(WHAT YOU ARE ASKED TO DO) Filter the records below down to lines containing "green".

┏━━

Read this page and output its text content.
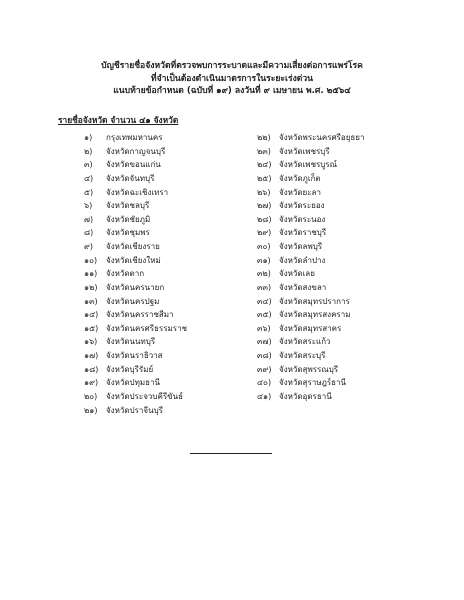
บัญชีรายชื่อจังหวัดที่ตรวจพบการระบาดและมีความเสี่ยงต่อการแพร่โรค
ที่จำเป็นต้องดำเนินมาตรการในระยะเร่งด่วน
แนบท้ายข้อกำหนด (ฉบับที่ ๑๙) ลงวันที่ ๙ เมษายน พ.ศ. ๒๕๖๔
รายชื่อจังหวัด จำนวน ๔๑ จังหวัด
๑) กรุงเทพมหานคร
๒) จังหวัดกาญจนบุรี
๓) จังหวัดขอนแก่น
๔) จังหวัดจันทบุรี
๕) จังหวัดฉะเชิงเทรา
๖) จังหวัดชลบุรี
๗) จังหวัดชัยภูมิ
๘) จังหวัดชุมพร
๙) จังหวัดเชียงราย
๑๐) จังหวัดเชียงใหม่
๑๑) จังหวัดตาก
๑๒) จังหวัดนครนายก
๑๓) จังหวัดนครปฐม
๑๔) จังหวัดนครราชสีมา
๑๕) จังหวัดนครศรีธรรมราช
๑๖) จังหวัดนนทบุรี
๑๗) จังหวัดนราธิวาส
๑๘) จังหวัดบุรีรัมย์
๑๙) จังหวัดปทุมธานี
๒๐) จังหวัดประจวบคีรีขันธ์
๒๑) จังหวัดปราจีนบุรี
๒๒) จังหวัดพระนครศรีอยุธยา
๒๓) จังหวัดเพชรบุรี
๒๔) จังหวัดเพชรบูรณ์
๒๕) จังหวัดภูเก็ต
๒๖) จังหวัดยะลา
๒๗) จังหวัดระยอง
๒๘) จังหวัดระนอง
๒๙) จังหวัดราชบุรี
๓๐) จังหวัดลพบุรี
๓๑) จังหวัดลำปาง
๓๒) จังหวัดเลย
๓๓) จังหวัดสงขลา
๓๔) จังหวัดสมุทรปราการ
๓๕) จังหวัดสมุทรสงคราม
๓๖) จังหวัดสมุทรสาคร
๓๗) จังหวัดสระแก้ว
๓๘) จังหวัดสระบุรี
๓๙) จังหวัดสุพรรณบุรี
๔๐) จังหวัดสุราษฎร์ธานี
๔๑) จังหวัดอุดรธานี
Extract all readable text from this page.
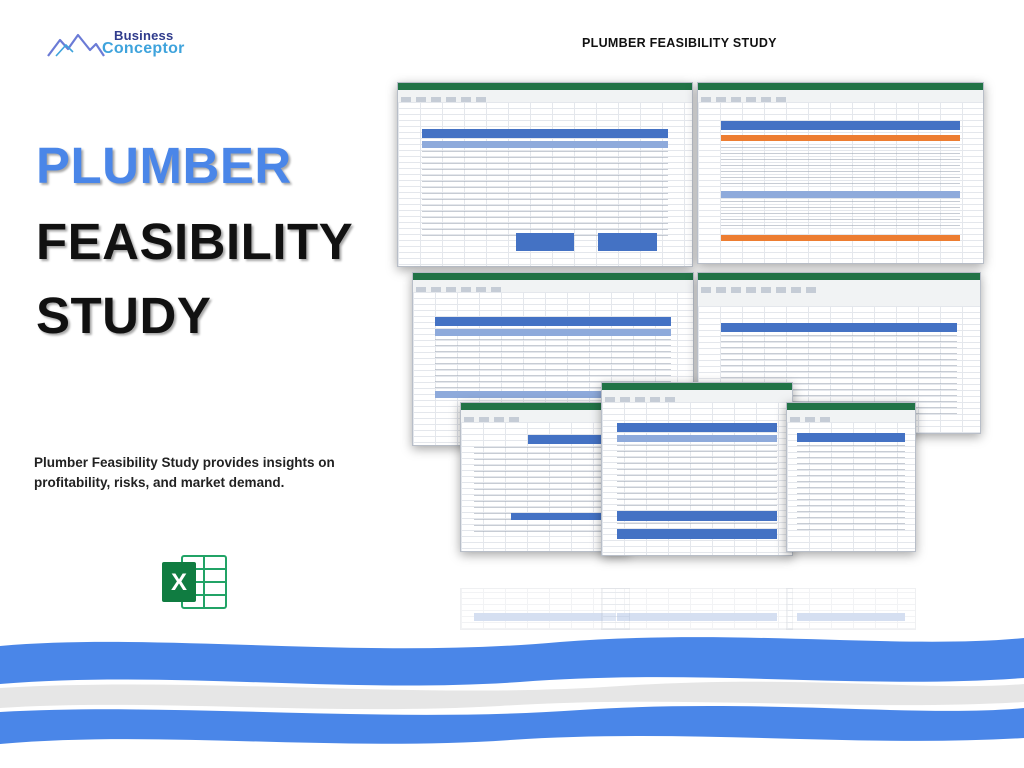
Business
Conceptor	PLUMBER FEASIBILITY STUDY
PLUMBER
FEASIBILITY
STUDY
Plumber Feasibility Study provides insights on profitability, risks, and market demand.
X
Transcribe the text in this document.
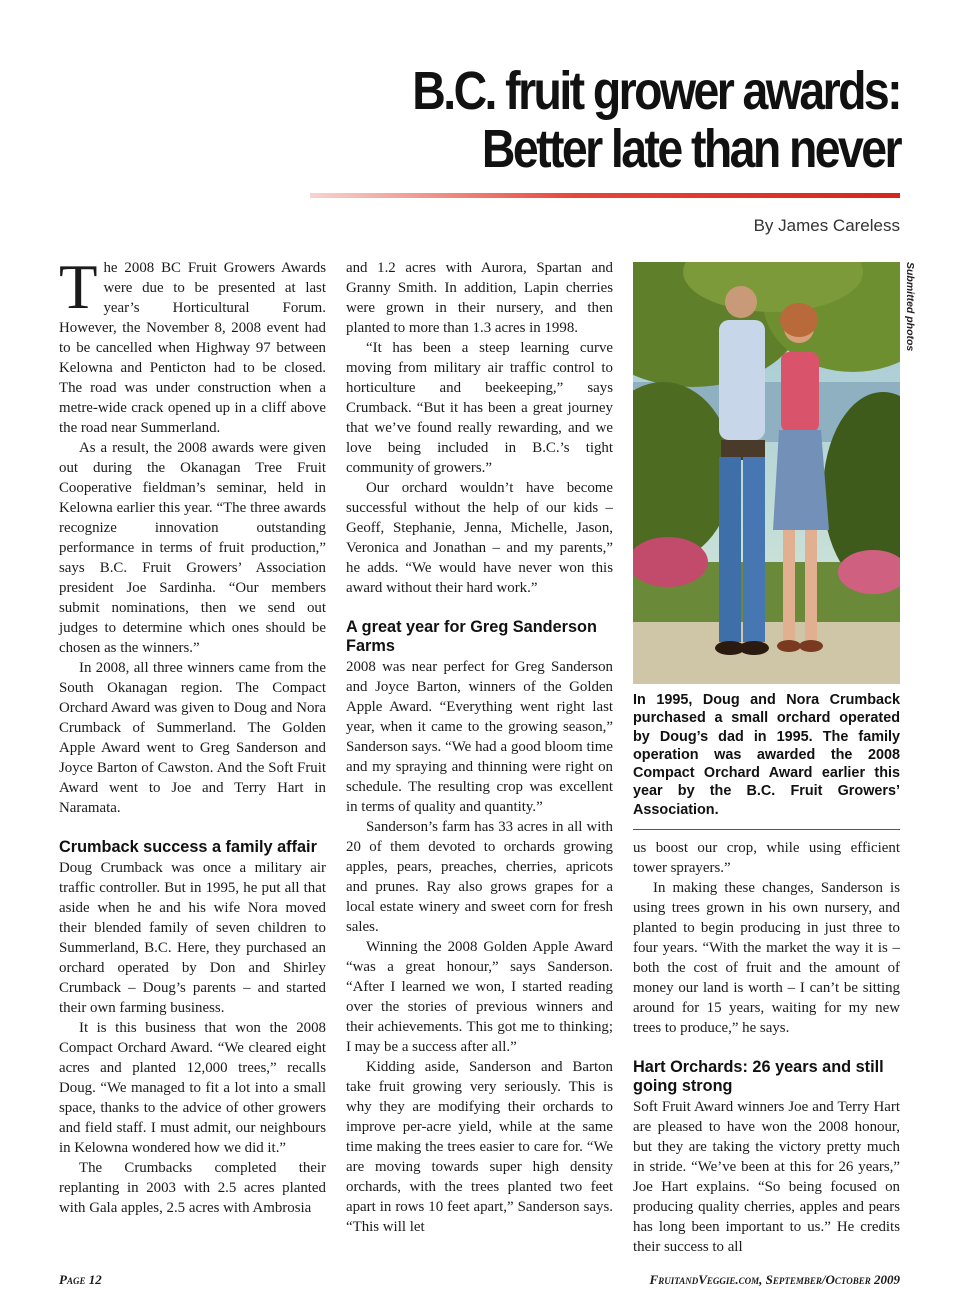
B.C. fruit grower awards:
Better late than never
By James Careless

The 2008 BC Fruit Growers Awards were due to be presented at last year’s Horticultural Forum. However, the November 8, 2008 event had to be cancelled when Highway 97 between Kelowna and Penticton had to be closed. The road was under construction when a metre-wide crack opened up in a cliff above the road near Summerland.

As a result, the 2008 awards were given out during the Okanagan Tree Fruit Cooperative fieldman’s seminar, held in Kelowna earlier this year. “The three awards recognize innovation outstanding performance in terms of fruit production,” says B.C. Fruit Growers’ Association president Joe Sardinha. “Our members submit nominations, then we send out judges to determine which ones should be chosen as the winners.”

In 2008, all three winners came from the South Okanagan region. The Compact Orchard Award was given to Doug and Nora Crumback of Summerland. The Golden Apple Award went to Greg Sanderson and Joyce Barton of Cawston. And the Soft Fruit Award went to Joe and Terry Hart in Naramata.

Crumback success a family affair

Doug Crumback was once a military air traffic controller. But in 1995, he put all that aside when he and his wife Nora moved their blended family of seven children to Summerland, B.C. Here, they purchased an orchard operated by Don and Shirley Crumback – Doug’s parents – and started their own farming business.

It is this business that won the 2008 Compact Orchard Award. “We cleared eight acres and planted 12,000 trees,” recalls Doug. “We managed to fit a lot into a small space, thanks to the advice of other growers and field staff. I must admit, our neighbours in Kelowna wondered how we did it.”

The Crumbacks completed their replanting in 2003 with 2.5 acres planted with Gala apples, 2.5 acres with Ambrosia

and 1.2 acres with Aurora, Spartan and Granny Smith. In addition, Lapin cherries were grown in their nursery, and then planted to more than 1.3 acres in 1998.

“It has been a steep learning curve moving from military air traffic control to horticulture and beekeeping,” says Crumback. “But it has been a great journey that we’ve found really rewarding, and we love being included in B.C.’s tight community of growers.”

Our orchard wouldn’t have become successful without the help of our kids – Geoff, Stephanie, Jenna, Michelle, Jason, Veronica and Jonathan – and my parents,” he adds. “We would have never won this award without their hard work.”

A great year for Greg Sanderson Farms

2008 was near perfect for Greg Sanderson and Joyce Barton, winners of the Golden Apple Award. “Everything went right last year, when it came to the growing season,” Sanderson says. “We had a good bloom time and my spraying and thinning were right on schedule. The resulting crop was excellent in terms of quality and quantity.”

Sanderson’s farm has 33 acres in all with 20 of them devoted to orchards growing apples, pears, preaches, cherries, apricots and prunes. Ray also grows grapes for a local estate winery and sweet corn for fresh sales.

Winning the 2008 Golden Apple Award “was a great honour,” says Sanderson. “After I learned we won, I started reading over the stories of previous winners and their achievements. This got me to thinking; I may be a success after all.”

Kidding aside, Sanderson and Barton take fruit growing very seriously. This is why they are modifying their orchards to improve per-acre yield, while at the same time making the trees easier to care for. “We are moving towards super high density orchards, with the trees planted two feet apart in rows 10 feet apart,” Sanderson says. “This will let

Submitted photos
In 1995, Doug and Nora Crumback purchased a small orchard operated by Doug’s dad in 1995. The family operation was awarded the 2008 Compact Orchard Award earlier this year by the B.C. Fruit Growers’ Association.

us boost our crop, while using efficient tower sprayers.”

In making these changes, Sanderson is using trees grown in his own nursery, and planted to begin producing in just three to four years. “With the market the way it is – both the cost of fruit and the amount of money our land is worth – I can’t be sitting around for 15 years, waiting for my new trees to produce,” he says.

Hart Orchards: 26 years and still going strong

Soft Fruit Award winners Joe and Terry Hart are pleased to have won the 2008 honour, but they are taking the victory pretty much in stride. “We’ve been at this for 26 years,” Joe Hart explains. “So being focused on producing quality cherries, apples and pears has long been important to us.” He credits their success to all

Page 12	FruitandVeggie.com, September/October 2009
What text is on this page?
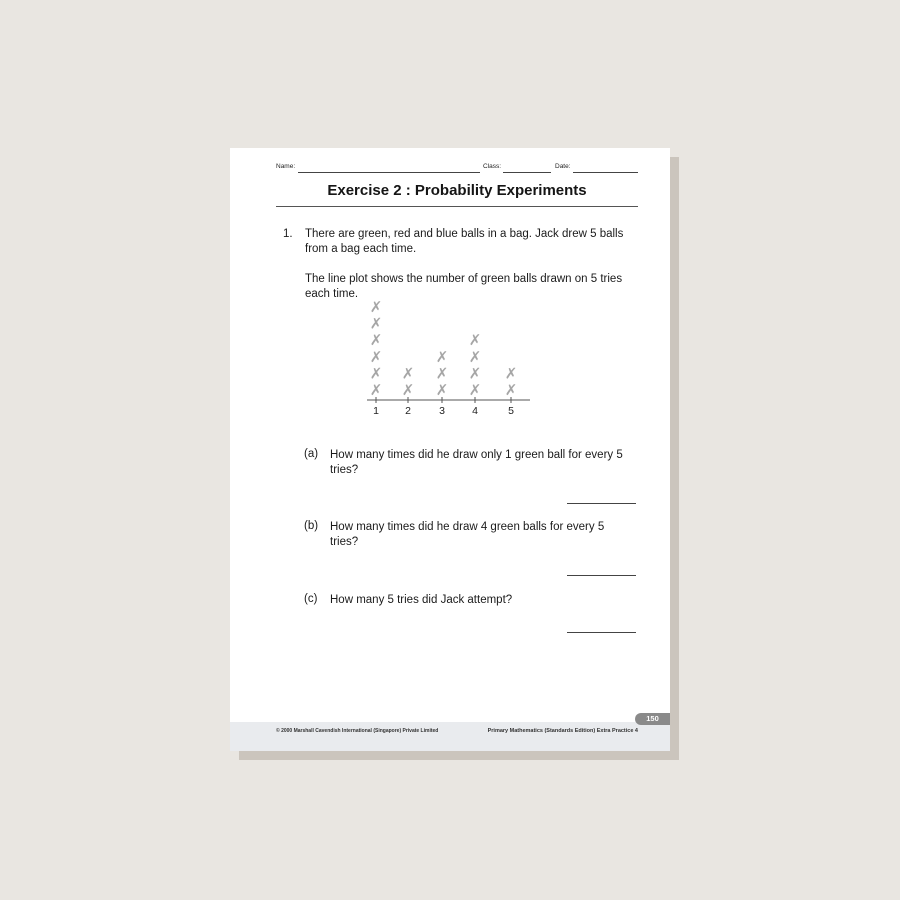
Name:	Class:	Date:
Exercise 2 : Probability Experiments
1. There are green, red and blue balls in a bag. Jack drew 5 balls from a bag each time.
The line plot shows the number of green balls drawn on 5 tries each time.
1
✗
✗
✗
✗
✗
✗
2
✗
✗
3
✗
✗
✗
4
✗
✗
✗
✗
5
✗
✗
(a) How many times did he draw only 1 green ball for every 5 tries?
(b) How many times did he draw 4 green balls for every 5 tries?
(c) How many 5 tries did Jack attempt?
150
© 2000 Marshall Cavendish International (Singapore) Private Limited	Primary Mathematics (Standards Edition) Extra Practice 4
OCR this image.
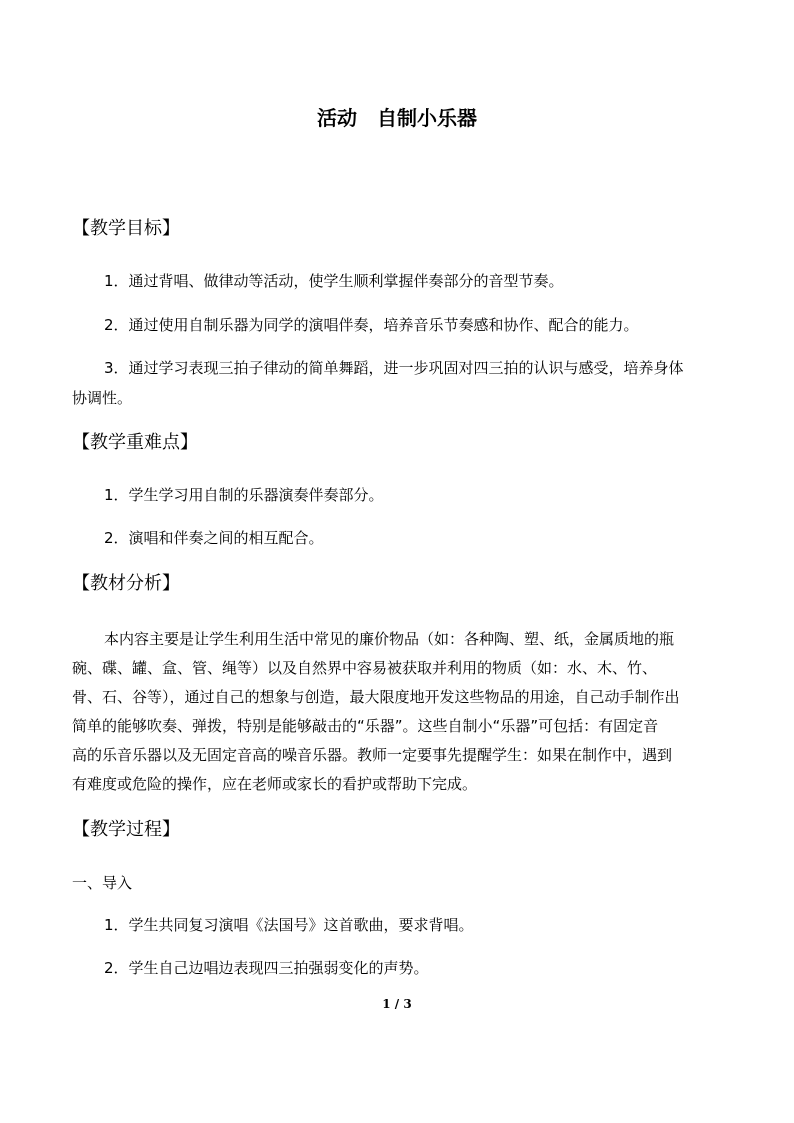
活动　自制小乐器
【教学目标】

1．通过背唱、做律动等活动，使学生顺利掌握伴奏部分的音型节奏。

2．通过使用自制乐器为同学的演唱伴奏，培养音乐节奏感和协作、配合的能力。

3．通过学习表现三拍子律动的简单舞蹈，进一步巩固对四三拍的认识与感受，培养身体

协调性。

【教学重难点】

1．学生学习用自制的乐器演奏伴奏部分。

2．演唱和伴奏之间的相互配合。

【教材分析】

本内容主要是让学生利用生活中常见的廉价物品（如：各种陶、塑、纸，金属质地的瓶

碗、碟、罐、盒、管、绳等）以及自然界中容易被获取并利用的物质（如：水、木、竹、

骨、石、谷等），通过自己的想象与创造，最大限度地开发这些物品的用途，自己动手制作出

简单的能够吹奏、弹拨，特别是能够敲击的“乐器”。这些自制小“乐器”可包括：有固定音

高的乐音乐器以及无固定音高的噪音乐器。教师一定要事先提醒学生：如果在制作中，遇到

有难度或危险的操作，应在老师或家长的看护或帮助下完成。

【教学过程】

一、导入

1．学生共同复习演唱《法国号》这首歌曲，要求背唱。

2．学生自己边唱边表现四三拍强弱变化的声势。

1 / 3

┗━━

(COMPLETED EXERCISE)
1. There are green, red and blue balls in a bag. Jack drew 5 balls from a bag each time.
The line plot shows the number of green balls drawn on 5 tries each time.
(a) How many times did he draw only 1 green ball for every 5 tries?
(b) How many times did he draw 4 green balls for every 5 tries?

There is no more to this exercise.